All records should be reproduced verbatim.

[Stored records]
- - -

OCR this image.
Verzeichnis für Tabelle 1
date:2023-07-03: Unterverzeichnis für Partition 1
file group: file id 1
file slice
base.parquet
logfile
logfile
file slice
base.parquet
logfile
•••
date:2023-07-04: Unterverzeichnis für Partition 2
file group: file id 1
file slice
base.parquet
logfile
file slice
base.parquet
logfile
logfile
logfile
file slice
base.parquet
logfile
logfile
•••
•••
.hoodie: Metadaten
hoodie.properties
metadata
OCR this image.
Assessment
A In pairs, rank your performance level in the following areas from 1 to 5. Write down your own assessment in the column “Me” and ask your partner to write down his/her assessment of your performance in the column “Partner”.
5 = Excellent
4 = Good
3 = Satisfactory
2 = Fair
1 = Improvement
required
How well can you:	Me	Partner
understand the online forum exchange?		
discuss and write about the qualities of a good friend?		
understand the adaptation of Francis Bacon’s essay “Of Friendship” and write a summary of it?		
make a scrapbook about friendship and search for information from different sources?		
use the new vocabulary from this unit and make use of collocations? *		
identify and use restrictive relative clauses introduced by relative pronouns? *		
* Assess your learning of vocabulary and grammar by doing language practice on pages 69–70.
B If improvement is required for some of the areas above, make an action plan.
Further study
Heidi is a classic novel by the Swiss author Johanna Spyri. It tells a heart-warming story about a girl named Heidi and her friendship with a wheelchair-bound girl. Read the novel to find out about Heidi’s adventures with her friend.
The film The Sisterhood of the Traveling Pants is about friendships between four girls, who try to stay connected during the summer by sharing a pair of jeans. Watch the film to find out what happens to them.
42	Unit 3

- - -

_EXERCISE OUTPUT_
OCR this image.
Verzeichnis für Tabelle 1
date:2023-07-03: Unterverzeichnis für Partition 1
file group: file id 1
file slice
base.parquet
logfile
logfile
file slice
base.parquet
logfile
•••
date:2023-07-04: Unterverzeichnis für Partition 2
file group: file id 1
file slice
base.parquet
logfile
file slice
base.parquet
logfile
logfile
logfile
file slice
base.parquet
logfile
logfile
•••
•••
.hoodie: Metadaten
hoodie.properties
metadata
OCR this image.
Assessment
A In pairs, rank your performance level in the following areas from 1 to 5. Write down your own assessment in the column “Me” and ask your partner to write down his/her assessment of your performance in the column “Partner”.
5 = Excellent
4 = Good
3 = Satisfactory
2 = Fair
1 = Improvement
required
How well can you:	Me	Partner
understand the online forum exchange?		
discuss and write about the qualities of a good friend?		
understand the adaptation of Francis Bacon’s essay “Of Friendship” and write a summary of it?		
make a scrapbook about friendship and search for information from different sources?		
use the new vocabulary from this unit and make use of collocations? *		
identify and use restrictive relative clauses introduced by relative pronouns? *		
* Assess your learning of vocabulary and grammar by doing language practice on pages 69–70.
B If improvement is required for some of the areas above, make an action plan.
Further study
Heidi is a classic novel by the Swiss author Johanna Spyri. It tells a heart-warming story about a girl named Heidi and her friendship with a wheelchair-bound girl. Read the novel to find out about Heidi’s adventures with her friend.
The film The Sisterhood of the Traveling Pants is about friendships between four girls, who try to stay connected during the summer by sharing a pair of jeans. Watch the film to find out what happens to them.
42	Unit 3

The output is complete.